Stored data entries
# # #
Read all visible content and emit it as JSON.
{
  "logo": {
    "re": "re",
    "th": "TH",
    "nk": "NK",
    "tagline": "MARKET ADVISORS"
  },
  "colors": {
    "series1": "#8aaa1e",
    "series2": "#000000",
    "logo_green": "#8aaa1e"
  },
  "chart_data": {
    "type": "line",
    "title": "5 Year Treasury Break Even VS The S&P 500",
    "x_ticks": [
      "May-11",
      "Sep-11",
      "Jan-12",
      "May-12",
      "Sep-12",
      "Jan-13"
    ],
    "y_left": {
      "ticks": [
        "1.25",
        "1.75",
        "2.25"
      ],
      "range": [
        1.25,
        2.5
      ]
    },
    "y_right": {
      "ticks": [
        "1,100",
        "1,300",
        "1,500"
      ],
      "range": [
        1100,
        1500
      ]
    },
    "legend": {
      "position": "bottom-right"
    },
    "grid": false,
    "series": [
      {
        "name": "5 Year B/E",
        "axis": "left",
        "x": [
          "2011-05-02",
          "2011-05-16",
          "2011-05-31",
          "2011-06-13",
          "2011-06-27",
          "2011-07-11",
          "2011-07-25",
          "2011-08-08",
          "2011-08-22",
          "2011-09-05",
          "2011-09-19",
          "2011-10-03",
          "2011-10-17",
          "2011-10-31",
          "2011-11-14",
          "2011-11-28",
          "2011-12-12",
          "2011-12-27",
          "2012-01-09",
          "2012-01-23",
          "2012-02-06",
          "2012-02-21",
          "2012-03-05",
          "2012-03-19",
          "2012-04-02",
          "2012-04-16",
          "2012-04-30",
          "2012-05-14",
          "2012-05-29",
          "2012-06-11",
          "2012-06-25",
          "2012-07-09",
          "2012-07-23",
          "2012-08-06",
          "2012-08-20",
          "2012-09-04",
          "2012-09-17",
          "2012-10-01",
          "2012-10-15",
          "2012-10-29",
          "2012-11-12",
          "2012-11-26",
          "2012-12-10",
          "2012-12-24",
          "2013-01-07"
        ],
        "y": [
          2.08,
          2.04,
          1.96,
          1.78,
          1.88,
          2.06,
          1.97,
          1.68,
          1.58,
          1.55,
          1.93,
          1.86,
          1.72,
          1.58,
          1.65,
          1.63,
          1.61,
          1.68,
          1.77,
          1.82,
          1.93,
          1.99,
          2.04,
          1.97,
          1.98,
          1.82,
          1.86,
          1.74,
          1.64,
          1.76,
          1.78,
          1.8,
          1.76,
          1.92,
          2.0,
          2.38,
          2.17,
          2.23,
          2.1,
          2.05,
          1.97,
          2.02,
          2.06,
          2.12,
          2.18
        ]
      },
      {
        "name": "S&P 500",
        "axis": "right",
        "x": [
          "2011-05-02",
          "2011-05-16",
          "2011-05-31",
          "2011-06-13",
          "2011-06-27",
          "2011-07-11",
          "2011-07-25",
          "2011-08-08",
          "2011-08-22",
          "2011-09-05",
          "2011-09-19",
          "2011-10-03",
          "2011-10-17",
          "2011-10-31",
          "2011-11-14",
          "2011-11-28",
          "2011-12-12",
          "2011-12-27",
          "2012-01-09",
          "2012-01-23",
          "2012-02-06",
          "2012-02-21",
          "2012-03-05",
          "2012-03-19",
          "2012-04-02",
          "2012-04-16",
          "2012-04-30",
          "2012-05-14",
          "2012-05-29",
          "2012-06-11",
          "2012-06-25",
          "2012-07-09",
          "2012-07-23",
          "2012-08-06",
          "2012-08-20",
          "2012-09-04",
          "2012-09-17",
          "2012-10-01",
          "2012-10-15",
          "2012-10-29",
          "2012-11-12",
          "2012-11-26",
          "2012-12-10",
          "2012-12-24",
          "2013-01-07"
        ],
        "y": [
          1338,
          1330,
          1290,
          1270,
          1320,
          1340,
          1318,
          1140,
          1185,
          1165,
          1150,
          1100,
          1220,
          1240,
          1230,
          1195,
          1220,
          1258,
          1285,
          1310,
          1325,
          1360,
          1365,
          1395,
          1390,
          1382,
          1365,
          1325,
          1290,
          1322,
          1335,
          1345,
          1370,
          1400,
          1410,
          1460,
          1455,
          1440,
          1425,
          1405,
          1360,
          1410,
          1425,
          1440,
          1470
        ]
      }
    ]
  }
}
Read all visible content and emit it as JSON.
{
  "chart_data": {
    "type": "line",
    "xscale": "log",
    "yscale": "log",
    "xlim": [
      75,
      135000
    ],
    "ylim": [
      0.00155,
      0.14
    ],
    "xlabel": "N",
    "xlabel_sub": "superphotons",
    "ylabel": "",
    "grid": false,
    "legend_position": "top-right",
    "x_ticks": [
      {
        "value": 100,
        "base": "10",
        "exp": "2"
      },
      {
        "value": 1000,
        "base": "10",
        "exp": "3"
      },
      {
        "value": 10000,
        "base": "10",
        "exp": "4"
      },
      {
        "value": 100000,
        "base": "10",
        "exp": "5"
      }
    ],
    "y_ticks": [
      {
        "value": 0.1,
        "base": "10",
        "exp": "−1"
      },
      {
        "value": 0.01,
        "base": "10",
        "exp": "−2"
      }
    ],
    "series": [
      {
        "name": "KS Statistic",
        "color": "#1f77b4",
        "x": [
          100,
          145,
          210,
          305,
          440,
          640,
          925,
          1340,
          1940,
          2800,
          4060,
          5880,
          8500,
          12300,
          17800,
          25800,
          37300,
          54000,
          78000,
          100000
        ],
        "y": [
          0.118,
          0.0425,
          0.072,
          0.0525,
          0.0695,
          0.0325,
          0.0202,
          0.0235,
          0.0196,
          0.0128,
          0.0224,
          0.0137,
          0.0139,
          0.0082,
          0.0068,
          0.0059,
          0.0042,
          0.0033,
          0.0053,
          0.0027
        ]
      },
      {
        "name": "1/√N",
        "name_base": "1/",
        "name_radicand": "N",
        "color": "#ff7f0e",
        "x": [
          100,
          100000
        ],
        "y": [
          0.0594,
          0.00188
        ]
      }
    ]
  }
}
# # #
Your instructions
The records above are to be copied in full, exactly as written.

Finished answer
Read all visible content and emit it as JSON.
{
  "logo": {
    "re": "re",
    "th": "TH",
    "nk": "NK",
    "tagline": "MARKET ADVISORS"
  },
  "colors": {
    "series1": "#8aaa1e",
    "series2": "#000000",
    "logo_green": "#8aaa1e"
  },
  "chart_data": {
    "type": "line",
    "title": "5 Year Treasury Break Even VS The S&P 500",
    "x_ticks": [
      "May-11",
      "Sep-11",
      "Jan-12",
      "May-12",
      "Sep-12",
      "Jan-13"
    ],
    "y_left": {
      "ticks": [
        "1.25",
        "1.75",
        "2.25"
      ],
      "range": [
        1.25,
        2.5
      ]
    },
    "y_right": {
      "ticks": [
        "1,100",
        "1,300",
        "1,500"
      ],
      "range": [
        1100,
        1500
      ]
    },
    "legend": {
      "position": "bottom-right"
    },
    "grid": false,
    "series": [
      {
        "name": "5 Year B/E",
        "axis": "left",
        "x": [
          "2011-05-02",
          "2011-05-16",
          "2011-05-31",
          "2011-06-13",
          "2011-06-27",
          "2011-07-11",
          "2011-07-25",
          "2011-08-08",
          "2011-08-22",
          "2011-09-05",
          "2011-09-19",
          "2011-10-03",
          "2011-10-17",
          "2011-10-31",
          "2011-11-14",
          "2011-11-28",
          "2011-12-12",
          "2011-12-27",
          "2012-01-09",
          "2012-01-23",
          "2012-02-06",
          "2012-02-21",
          "2012-03-05",
          "2012-03-19",
          "2012-04-02",
          "2012-04-16",
          "2012-04-30",
          "2012-05-14",
          "2012-05-29",
          "2012-06-11",
          "2012-06-25",
          "2012-07-09",
          "2012-07-23",
          "2012-08-06",
          "2012-08-20",
          "2012-09-04",
          "2012-09-17",
          "2012-10-01",
          "2012-10-15",
          "2012-10-29",
          "2012-11-12",
          "2012-11-26",
          "2012-12-10",
          "2012-12-24",
          "2013-01-07"
        ],
        "y": [
          2.08,
          2.04,
          1.96,
          1.78,
          1.88,
          2.06,
          1.97,
          1.68,
          1.58,
          1.55,
          1.93,
          1.86,
          1.72,
          1.58,
          1.65,
          1.63,
          1.61,
          1.68,
          1.77,
          1.82,
          1.93,
          1.99,
          2.04,
          1.97,
          1.98,
          1.82,
          1.86,
          1.74,
          1.64,
          1.76,
          1.78,
          1.8,
          1.76,
          1.92,
          2.0,
          2.38,
          2.17,
          2.23,
          2.1,
          2.05,
          1.97,
          2.02,
          2.06,
          2.12,
          2.18
        ]
      },
      {
        "name": "S&P 500",
        "axis": "right",
        "x": [
          "2011-05-02",
          "2011-05-16",
          "2011-05-31",
          "2011-06-13",
          "2011-06-27",
          "2011-07-11",
          "2011-07-25",
          "2011-08-08",
          "2011-08-22",
          "2011-09-05",
          "2011-09-19",
          "2011-10-03",
          "2011-10-17",
          "2011-10-31",
          "2011-11-14",
          "2011-11-28",
          "2011-12-12",
          "2011-12-27",
          "2012-01-09",
          "2012-01-23",
          "2012-02-06",
          "2012-02-21",
          "2012-03-05",
          "2012-03-19",
          "2012-04-02",
          "2012-04-16",
          "2012-04-30",
          "2012-05-14",
          "2012-05-29",
          "2012-06-11",
          "2012-06-25",
          "2012-07-09",
          "2012-07-23",
          "2012-08-06",
          "2012-08-20",
          "2012-09-04",
          "2012-09-17",
          "2012-10-01",
          "2012-10-15",
          "2012-10-29",
          "2012-11-12",
          "2012-11-26",
          "2012-12-10",
          "2012-12-24",
          "2013-01-07"
        ],
        "y": [
          1338,
          1330,
          1290,
          1270,
          1320,
          1340,
          1318,
          1140,
          1185,
          1165,
          1150,
          1100,
          1220,
          1240,
          1230,
          1195,
          1220,
          1258,
          1285,
          1310,
          1325,
          1360,
          1365,
          1395,
          1390,
          1382,
          1365,
          1325,
          1290,
          1322,
          1335,
          1345,
          1370,
          1400,
          1410,
          1460,
          1455,
          1440,
          1425,
          1405,
          1360,
          1410,
          1425,
          1440,
          1470
        ]
      }
    ]
  }
}
Read all visible content and emit it as JSON.
{
  "chart_data": {
    "type": "line",
    "xscale": "log",
    "yscale": "log",
    "xlim": [
      75,
      135000
    ],
    "ylim": [
      0.00155,
      0.14
    ],
    "xlabel": "N",
    "xlabel_sub": "superphotons",
    "ylabel": "",
    "grid": false,
    "legend_position": "top-right",
    "x_ticks": [
      {
        "value": 100,
        "base": "10",
        "exp": "2"
      },
      {
        "value": 1000,
        "base": "10",
        "exp": "3"
      },
      {
        "value": 10000,
        "base": "10",
        "exp": "4"
      },
      {
        "value": 100000,
        "base": "10",
        "exp": "5"
      }
    ],
    "y_ticks": [
      {
        "value": 0.1,
        "base": "10",
        "exp": "−1"
      },
      {
        "value": 0.01,
        "base": "10",
        "exp": "−2"
      }
    ],
    "series": [
      {
        "name": "KS Statistic",
        "color": "#1f77b4",
        "x": [
          100,
          145,
          210,
          305,
          440,
          640,
          925,
          1340,
          1940,
          2800,
          4060,
          5880,
          8500,
          12300,
          17800,
          25800,
          37300,
          54000,
          78000,
          100000
        ],
        "y": [
          0.118,
          0.0425,
          0.072,
          0.0525,
          0.0695,
          0.0325,
          0.0202,
          0.0235,
          0.0196,
          0.0128,
          0.0224,
          0.0137,
          0.0139,
          0.0082,
          0.0068,
          0.0059,
          0.0042,
          0.0033,
          0.0053,
          0.0027
        ]
      },
      {
        "name": "1/√N",
        "name_base": "1/",
        "name_radicand": "N",
        "color": "#ff7f0e",
        "x": [
          100,
          100000
        ],
        "y": [
          0.0594,
          0.00188
        ]
      }
    ]
  }
}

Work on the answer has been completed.